| EXTRACTED DATA |
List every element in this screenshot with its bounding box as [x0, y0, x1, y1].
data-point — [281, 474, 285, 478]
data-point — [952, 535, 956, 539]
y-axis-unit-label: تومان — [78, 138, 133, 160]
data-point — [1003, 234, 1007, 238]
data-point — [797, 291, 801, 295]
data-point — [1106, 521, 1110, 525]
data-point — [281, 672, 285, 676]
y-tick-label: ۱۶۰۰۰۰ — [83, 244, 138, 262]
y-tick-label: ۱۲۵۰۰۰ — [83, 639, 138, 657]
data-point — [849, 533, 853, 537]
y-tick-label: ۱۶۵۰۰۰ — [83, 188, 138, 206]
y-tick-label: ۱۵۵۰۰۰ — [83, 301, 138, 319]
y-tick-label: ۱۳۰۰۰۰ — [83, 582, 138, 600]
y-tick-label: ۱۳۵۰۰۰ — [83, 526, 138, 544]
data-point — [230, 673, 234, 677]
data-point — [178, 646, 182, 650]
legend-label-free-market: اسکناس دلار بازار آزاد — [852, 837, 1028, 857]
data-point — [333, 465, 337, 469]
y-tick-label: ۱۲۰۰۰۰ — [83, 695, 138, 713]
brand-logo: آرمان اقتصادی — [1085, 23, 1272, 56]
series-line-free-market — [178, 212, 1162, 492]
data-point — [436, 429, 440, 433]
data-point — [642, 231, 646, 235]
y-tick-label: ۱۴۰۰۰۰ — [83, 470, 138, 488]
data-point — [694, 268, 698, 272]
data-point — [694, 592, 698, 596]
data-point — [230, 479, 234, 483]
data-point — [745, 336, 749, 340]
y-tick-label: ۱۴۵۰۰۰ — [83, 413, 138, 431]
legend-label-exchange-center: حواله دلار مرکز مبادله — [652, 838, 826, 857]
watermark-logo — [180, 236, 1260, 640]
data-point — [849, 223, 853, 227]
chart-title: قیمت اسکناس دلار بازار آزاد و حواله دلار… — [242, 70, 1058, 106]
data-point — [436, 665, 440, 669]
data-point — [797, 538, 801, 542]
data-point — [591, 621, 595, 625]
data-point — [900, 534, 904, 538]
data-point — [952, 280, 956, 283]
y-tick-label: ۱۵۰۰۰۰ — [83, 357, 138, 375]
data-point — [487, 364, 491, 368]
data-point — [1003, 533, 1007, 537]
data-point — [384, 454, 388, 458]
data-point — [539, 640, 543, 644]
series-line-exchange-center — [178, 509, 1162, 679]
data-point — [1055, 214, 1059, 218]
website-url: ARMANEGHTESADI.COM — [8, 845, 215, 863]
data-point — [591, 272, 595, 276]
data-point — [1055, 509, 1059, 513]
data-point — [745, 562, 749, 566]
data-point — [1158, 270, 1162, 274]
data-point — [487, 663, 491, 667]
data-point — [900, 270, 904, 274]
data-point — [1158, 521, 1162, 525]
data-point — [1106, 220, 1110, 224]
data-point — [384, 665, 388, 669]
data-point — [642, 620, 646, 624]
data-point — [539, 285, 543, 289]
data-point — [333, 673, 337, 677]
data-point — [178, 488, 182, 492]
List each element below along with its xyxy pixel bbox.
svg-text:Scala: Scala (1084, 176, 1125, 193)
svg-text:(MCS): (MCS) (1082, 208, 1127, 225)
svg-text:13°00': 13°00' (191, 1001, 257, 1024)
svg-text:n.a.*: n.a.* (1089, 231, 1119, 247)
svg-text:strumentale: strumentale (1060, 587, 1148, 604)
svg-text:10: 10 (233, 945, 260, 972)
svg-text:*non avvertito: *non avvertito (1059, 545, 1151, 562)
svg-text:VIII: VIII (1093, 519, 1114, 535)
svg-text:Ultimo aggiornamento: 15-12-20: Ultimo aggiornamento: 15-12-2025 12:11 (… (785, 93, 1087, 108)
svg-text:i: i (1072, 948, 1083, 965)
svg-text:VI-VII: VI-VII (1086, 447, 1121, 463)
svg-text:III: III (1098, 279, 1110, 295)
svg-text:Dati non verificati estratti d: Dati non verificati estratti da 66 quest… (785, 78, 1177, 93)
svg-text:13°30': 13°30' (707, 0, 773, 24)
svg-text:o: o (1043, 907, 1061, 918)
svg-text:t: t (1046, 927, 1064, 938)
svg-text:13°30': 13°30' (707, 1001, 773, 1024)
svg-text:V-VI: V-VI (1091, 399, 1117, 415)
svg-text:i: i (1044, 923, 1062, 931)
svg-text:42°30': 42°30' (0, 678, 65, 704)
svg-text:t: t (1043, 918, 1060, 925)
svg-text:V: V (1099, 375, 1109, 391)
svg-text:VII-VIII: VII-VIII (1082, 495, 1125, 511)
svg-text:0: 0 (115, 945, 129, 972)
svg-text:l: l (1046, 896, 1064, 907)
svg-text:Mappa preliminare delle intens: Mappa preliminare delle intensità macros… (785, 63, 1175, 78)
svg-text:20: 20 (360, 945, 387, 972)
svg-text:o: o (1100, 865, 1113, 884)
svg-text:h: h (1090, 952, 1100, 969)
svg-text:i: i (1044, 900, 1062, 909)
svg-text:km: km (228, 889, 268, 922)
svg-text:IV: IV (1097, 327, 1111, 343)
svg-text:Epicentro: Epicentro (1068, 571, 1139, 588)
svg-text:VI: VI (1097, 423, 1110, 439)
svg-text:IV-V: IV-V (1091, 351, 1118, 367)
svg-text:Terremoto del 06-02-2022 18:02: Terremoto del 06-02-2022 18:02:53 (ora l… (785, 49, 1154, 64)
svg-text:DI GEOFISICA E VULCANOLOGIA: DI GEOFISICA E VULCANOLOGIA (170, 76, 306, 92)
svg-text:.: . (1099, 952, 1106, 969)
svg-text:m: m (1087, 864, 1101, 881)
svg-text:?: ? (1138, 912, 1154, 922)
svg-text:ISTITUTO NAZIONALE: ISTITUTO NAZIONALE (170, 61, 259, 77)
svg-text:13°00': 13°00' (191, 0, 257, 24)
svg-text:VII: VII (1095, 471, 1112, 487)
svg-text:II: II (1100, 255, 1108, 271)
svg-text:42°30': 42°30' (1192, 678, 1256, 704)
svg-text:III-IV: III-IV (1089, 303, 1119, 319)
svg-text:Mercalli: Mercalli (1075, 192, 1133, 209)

| GIVEN INSTRUCTION |
Copy the entries word for word, from the very first line through the line containing "data-point — [1106, 521, 1110, 525]".

| SOLUTION |
List every element in this screenshot with its bounding box as [x0, y0, x1, y1].
data-point — [281, 474, 285, 478]
data-point — [952, 535, 956, 539]
y-axis-unit-label: تومان — [78, 138, 133, 160]
data-point — [1003, 234, 1007, 238]
data-point — [797, 291, 801, 295]
data-point — [1106, 521, 1110, 525]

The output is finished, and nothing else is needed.